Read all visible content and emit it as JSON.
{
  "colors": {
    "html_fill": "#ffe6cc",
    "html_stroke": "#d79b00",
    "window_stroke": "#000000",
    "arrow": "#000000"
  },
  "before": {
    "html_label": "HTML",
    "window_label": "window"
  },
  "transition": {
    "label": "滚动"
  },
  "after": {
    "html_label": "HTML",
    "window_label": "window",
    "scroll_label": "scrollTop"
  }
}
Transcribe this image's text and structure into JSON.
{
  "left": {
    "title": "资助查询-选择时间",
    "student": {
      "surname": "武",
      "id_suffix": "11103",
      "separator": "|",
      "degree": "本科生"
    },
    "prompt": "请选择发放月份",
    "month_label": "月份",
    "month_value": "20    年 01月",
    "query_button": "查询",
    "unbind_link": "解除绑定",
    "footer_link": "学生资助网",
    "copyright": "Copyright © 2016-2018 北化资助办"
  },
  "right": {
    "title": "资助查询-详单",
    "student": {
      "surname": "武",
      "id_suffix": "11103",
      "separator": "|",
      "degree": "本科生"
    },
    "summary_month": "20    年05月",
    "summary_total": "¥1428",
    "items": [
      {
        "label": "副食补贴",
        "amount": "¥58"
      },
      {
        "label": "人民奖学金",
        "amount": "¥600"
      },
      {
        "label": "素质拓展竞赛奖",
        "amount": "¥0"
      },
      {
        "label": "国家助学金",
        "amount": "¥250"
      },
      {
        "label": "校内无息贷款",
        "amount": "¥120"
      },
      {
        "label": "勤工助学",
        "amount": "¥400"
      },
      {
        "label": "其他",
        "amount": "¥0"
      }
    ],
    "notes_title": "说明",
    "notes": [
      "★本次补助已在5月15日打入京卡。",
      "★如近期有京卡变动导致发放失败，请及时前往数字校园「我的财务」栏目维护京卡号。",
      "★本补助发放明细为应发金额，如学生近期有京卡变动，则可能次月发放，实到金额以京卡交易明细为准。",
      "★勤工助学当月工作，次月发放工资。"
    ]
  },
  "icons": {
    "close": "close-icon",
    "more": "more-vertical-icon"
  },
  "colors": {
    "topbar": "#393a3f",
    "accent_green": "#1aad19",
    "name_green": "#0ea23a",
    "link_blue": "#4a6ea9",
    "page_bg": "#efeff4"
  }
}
——————
Of all the lines above, how many contain "amount"? Give the number and nothing more.

7